PROBLEM REQUIREMENTS: From the listing, collect all lines containing the word "sieht".
◇ ◇ ◇ ◇ ◇ ◇ ◇
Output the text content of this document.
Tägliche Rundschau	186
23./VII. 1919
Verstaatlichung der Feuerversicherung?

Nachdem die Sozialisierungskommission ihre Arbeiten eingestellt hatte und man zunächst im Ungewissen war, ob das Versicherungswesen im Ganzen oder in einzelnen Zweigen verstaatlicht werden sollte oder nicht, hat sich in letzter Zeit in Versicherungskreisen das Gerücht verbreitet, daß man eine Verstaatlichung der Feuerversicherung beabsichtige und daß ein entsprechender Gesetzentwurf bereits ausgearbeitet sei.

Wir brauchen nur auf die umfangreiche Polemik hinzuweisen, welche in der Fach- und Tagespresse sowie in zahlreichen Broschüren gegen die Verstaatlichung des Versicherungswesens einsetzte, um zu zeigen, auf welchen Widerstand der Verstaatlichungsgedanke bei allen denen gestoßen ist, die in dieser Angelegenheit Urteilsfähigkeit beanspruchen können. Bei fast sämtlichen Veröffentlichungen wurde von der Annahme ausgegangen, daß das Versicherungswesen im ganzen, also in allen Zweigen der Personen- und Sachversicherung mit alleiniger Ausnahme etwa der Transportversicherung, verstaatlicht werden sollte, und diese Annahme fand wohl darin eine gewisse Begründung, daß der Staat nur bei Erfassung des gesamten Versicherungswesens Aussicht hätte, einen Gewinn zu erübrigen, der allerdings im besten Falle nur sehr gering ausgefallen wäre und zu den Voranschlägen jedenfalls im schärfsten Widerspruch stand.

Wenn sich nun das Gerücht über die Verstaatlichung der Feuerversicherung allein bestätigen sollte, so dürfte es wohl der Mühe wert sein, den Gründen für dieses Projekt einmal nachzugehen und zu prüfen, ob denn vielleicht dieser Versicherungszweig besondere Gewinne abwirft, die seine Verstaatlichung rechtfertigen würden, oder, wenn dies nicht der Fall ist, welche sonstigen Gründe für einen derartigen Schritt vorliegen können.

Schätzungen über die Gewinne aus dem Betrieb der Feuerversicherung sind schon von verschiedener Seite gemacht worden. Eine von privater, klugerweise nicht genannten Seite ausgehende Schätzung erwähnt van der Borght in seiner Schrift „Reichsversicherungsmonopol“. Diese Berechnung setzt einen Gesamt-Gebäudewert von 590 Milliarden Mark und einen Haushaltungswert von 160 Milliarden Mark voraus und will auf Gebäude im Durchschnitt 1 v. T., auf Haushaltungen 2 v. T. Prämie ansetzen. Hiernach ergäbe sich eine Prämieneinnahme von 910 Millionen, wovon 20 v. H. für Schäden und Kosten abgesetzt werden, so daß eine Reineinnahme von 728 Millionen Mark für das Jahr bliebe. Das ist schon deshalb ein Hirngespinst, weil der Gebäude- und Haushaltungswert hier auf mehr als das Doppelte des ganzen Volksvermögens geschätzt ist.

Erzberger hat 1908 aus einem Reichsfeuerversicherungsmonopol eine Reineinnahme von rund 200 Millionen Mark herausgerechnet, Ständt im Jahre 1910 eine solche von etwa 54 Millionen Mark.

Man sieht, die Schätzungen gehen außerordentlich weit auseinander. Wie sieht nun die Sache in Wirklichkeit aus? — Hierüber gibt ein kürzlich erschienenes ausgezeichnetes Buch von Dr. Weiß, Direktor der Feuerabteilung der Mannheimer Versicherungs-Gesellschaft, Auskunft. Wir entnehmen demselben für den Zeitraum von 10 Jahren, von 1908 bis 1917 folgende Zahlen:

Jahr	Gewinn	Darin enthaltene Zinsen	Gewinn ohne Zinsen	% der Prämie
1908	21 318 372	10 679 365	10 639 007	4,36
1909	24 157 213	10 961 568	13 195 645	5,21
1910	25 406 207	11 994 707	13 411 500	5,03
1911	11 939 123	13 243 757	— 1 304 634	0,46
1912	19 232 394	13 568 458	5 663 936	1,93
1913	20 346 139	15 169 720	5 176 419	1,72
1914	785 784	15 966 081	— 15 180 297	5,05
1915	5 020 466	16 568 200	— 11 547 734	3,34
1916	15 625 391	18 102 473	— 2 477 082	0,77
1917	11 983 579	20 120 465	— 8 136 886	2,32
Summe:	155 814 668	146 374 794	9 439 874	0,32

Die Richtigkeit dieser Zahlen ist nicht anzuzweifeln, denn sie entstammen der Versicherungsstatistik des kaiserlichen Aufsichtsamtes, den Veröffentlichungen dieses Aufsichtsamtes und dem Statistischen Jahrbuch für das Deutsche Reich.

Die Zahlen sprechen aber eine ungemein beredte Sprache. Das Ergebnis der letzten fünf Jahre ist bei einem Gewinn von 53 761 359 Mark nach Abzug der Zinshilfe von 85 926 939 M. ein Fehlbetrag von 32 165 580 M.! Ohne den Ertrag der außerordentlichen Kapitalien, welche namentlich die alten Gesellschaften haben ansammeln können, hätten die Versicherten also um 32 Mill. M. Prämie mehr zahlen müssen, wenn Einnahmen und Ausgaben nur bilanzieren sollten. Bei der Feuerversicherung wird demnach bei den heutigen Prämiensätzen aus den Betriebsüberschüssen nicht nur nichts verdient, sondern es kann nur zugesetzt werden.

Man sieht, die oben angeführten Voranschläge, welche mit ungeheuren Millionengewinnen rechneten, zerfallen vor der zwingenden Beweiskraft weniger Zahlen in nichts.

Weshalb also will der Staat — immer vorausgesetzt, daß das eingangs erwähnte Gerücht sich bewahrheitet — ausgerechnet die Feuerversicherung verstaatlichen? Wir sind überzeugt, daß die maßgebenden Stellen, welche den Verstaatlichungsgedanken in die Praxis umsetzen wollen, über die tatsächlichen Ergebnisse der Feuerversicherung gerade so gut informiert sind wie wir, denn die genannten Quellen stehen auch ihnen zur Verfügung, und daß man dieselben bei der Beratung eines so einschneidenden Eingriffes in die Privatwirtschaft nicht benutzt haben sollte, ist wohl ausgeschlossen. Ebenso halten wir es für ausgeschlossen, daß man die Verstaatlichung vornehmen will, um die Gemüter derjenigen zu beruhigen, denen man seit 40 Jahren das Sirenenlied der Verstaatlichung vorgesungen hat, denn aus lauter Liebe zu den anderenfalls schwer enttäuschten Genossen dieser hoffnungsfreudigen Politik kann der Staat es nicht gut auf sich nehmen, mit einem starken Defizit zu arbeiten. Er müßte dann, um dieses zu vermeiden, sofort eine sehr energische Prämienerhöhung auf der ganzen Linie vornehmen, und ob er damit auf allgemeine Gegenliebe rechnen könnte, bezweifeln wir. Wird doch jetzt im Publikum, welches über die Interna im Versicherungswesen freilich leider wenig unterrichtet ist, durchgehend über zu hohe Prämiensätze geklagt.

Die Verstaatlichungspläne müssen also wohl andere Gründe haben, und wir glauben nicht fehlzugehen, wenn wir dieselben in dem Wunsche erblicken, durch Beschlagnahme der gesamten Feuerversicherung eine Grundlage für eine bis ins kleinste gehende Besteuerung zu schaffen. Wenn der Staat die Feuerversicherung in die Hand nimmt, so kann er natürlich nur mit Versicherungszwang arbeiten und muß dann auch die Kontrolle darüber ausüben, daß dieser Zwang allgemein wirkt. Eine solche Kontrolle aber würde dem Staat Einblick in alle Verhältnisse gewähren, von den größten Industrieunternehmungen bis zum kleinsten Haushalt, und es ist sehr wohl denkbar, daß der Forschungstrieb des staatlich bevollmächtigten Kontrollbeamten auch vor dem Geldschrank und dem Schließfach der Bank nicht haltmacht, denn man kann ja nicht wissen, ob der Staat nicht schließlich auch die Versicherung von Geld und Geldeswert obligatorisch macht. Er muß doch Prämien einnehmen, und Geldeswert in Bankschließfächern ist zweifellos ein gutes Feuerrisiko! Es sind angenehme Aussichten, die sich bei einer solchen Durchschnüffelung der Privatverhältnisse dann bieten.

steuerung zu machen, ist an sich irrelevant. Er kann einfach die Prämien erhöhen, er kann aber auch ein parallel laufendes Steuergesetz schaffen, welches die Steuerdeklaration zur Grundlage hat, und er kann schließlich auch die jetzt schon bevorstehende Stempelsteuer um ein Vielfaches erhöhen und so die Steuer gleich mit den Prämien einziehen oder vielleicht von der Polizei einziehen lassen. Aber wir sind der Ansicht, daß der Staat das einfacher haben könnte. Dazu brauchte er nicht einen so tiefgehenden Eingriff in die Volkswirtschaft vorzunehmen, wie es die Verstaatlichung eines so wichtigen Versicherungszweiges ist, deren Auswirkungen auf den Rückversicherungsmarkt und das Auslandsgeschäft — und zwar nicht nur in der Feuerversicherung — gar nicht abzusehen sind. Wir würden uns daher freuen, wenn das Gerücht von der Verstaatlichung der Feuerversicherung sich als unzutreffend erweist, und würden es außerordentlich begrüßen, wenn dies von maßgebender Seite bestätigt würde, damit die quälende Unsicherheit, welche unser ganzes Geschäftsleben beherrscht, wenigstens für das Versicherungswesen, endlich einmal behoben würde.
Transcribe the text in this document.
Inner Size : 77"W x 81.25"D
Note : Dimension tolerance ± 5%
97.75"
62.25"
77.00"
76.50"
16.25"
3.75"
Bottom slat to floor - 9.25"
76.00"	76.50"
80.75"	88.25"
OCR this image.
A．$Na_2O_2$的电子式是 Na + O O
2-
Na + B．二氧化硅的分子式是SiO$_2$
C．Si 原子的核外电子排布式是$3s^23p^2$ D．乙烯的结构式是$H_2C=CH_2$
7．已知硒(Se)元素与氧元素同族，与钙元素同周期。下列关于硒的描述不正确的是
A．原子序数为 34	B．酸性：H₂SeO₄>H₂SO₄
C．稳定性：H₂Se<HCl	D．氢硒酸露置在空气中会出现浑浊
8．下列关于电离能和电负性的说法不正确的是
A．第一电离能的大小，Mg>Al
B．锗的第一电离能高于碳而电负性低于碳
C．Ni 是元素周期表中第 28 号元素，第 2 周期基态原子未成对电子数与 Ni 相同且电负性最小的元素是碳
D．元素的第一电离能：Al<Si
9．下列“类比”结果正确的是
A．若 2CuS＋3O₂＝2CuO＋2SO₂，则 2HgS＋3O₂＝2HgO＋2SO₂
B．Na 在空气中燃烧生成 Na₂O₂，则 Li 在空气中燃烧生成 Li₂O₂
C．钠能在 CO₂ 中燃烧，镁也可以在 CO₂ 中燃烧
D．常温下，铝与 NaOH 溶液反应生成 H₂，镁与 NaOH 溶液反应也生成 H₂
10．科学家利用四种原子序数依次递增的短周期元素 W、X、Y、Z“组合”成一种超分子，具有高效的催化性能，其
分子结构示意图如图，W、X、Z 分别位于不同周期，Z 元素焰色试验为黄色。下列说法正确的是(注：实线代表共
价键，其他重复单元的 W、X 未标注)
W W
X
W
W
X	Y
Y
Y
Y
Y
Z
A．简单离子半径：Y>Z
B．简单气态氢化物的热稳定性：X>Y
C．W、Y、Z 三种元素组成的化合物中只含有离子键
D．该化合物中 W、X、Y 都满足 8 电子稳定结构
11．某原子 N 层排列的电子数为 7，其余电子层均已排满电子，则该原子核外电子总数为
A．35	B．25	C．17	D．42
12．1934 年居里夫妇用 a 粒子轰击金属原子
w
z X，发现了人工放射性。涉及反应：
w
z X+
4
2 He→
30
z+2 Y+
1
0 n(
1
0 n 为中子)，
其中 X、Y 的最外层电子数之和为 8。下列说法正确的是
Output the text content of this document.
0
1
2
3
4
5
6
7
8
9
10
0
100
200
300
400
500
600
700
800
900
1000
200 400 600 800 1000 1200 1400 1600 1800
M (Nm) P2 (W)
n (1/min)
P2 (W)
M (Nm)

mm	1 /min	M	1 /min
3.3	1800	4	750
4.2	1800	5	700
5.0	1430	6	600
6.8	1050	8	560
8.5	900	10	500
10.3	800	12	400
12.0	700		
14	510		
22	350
◇ ◇ ◇ ◇ ◇ ◇ ◇
EXERCISE ANSWER:
Man sieht, die Schätzungen gehen außerordentlich weit auseinander. Wie sieht nun die Sache in Wirklichkeit aus? — Hierüber gibt ein kürzlich erschienenes ausgezeichnetes Buch von Dr. Weiß, Direktor der Feuerabteilung der Mannheimer Versicherungs-Gesellschaft, Auskunft. Wir entnehmen demselben für den Zeitraum von 10 Jahren, von 1908 bis 1917 folgende Zahlen:
Man sieht, die oben angeführten Voranschläge, welche mit ungeheuren Millionengewinnen rechneten, zerfallen vor der zwingenden Beweiskraft weniger Zahlen in nichts.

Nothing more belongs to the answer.